→ A run of records:

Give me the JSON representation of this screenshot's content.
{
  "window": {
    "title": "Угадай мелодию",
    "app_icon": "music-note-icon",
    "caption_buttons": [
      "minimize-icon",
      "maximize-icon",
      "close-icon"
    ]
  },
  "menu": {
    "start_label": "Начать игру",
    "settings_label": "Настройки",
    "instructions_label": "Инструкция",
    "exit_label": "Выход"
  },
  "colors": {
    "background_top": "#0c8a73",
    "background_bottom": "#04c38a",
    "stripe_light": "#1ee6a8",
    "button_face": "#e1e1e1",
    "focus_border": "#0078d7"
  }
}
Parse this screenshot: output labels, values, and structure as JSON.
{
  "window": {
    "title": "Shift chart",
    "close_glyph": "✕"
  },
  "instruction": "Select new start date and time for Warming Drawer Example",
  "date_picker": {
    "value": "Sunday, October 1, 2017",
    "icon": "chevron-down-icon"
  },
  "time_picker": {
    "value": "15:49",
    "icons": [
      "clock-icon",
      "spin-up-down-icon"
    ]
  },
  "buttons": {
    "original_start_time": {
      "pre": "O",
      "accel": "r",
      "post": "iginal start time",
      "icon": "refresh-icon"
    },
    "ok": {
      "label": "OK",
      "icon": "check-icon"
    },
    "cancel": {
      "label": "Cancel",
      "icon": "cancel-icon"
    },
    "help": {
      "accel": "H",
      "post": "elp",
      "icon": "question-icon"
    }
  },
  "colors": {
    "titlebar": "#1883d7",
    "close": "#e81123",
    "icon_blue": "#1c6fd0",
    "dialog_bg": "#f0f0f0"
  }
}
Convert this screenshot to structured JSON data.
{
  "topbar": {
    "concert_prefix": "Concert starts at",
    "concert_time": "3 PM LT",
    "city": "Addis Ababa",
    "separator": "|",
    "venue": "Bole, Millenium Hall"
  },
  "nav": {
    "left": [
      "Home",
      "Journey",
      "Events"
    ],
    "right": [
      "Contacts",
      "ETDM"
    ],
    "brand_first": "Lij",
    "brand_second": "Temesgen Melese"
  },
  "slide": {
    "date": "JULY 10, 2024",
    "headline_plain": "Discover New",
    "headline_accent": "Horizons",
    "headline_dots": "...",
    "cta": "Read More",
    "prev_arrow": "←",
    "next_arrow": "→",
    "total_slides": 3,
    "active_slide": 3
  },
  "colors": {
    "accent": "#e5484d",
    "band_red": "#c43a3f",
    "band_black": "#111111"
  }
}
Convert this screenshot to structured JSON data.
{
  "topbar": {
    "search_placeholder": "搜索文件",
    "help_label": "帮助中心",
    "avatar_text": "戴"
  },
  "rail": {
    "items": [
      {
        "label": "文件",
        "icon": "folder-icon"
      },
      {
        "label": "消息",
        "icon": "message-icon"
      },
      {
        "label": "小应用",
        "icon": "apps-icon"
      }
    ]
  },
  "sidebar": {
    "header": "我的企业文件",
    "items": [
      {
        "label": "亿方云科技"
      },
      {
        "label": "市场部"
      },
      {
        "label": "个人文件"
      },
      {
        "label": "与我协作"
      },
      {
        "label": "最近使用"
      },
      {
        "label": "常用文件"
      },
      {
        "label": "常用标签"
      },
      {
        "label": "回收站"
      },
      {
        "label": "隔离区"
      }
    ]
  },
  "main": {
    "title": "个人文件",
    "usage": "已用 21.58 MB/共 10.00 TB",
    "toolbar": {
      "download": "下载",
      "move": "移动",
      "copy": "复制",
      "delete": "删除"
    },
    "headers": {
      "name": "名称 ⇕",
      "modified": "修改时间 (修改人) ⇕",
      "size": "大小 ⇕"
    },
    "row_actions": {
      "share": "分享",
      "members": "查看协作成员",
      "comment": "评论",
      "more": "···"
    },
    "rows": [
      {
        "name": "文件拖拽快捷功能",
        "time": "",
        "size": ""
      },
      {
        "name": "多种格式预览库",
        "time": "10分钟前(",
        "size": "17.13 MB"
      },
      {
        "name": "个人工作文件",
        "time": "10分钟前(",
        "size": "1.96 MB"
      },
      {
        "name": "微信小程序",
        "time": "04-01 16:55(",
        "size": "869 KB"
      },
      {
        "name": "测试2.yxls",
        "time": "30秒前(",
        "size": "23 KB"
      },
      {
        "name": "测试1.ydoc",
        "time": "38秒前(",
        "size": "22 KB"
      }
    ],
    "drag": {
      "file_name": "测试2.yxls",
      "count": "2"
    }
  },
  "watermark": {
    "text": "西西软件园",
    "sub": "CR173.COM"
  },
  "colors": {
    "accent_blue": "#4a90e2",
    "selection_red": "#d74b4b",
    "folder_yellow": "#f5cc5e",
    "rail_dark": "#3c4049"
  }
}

→ Required task: Set every line of the listing down word for word.

→ Written answer:
Give me the JSON representation of this screenshot's content.
{
  "window": {
    "title": "Угадай мелодию",
    "app_icon": "music-note-icon",
    "caption_buttons": [
      "minimize-icon",
      "maximize-icon",
      "close-icon"
    ]
  },
  "menu": {
    "start_label": "Начать игру",
    "settings_label": "Настройки",
    "instructions_label": "Инструкция",
    "exit_label": "Выход"
  },
  "colors": {
    "background_top": "#0c8a73",
    "background_bottom": "#04c38a",
    "stripe_light": "#1ee6a8",
    "button_face": "#e1e1e1",
    "focus_border": "#0078d7"
  }
}
Parse this screenshot: output labels, values, and structure as JSON.
{
  "window": {
    "title": "Shift chart",
    "close_glyph": "✕"
  },
  "instruction": "Select new start date and time for Warming Drawer Example",
  "date_picker": {
    "value": "Sunday, October 1, 2017",
    "icon": "chevron-down-icon"
  },
  "time_picker": {
    "value": "15:49",
    "icons": [
      "clock-icon",
      "spin-up-down-icon"
    ]
  },
  "buttons": {
    "original_start_time": {
      "pre": "O",
      "accel": "r",
      "post": "iginal start time",
      "icon": "refresh-icon"
    },
    "ok": {
      "label": "OK",
      "icon": "check-icon"
    },
    "cancel": {
      "label": "Cancel",
      "icon": "cancel-icon"
    },
    "help": {
      "accel": "H",
      "post": "elp",
      "icon": "question-icon"
    }
  },
  "colors": {
    "titlebar": "#1883d7",
    "close": "#e81123",
    "icon_blue": "#1c6fd0",
    "dialog_bg": "#f0f0f0"
  }
}
Convert this screenshot to structured JSON data.
{
  "topbar": {
    "concert_prefix": "Concert starts at",
    "concert_time": "3 PM LT",
    "city": "Addis Ababa",
    "separator": "|",
    "venue": "Bole, Millenium Hall"
  },
  "nav": {
    "left": [
      "Home",
      "Journey",
      "Events"
    ],
    "right": [
      "Contacts",
      "ETDM"
    ],
    "brand_first": "Lij",
    "brand_second": "Temesgen Melese"
  },
  "slide": {
    "date": "JULY 10, 2024",
    "headline_plain": "Discover New",
    "headline_accent": "Horizons",
    "headline_dots": "...",
    "cta": "Read More",
    "prev_arrow": "←",
    "next_arrow": "→",
    "total_slides": 3,
    "active_slide": 3
  },
  "colors": {
    "accent": "#e5484d",
    "band_red": "#c43a3f",
    "band_black": "#111111"
  }
}
Convert this screenshot to structured JSON data.
{
  "topbar": {
    "search_placeholder": "搜索文件",
    "help_label": "帮助中心",
    "avatar_text": "戴"
  },
  "rail": {
    "items": [
      {
        "label": "文件",
        "icon": "folder-icon"
      },
      {
        "label": "消息",
        "icon": "message-icon"
      },
      {
        "label": "小应用",
        "icon": "apps-icon"
      }
    ]
  },
  "sidebar": {
    "header": "我的企业文件",
    "items": [
      {
        "label": "亿方云科技"
      },
      {
        "label": "市场部"
      },
      {
        "label": "个人文件"
      },
      {
        "label": "与我协作"
      },
      {
        "label": "最近使用"
      },
      {
        "label": "常用文件"
      },
      {
        "label": "常用标签"
      },
      {
        "label": "回收站"
      },
      {
        "label": "隔离区"
      }
    ]
  },
  "main": {
    "title": "个人文件",
    "usage": "已用 21.58 MB/共 10.00 TB",
    "toolbar": {
      "download": "下载",
      "move": "移动",
      "copy": "复制",
      "delete": "删除"
    },
    "headers": {
      "name": "名称 ⇕",
      "modified": "修改时间 (修改人) ⇕",
      "size": "大小 ⇕"
    },
    "row_actions": {
      "share": "分享",
      "members": "查看协作成员",
      "comment": "评论",
      "more": "···"
    },
    "rows": [
      {
        "name": "文件拖拽快捷功能",
        "time": "",
        "size": ""
      },
      {
        "name": "多种格式预览库",
        "time": "10分钟前(",
        "size": "17.13 MB"
      },
      {
        "name": "个人工作文件",
        "time": "10分钟前(",
        "size": "1.96 MB"
      },
      {
        "name": "微信小程序",
        "time": "04-01 16:55(",
        "size": "869 KB"
      },
      {
        "name": "测试2.yxls",
        "time": "30秒前(",
        "size": "23 KB"
      },
      {
        "name": "测试1.ydoc",
        "time": "38秒前(",
        "size": "22 KB"
      }
    ],
    "drag": {
      "file_name": "测试2.yxls",
      "count": "2"
    }
  },
  "watermark": {
    "text": "西西软件园",
    "sub": "CR173.COM"
  },
  "colors": {
    "accent_blue": "#4a90e2",
    "selection_red": "#d74b4b",
    "folder_yellow": "#f5cc5e",
    "rail_dark": "#3c4049"
  }
}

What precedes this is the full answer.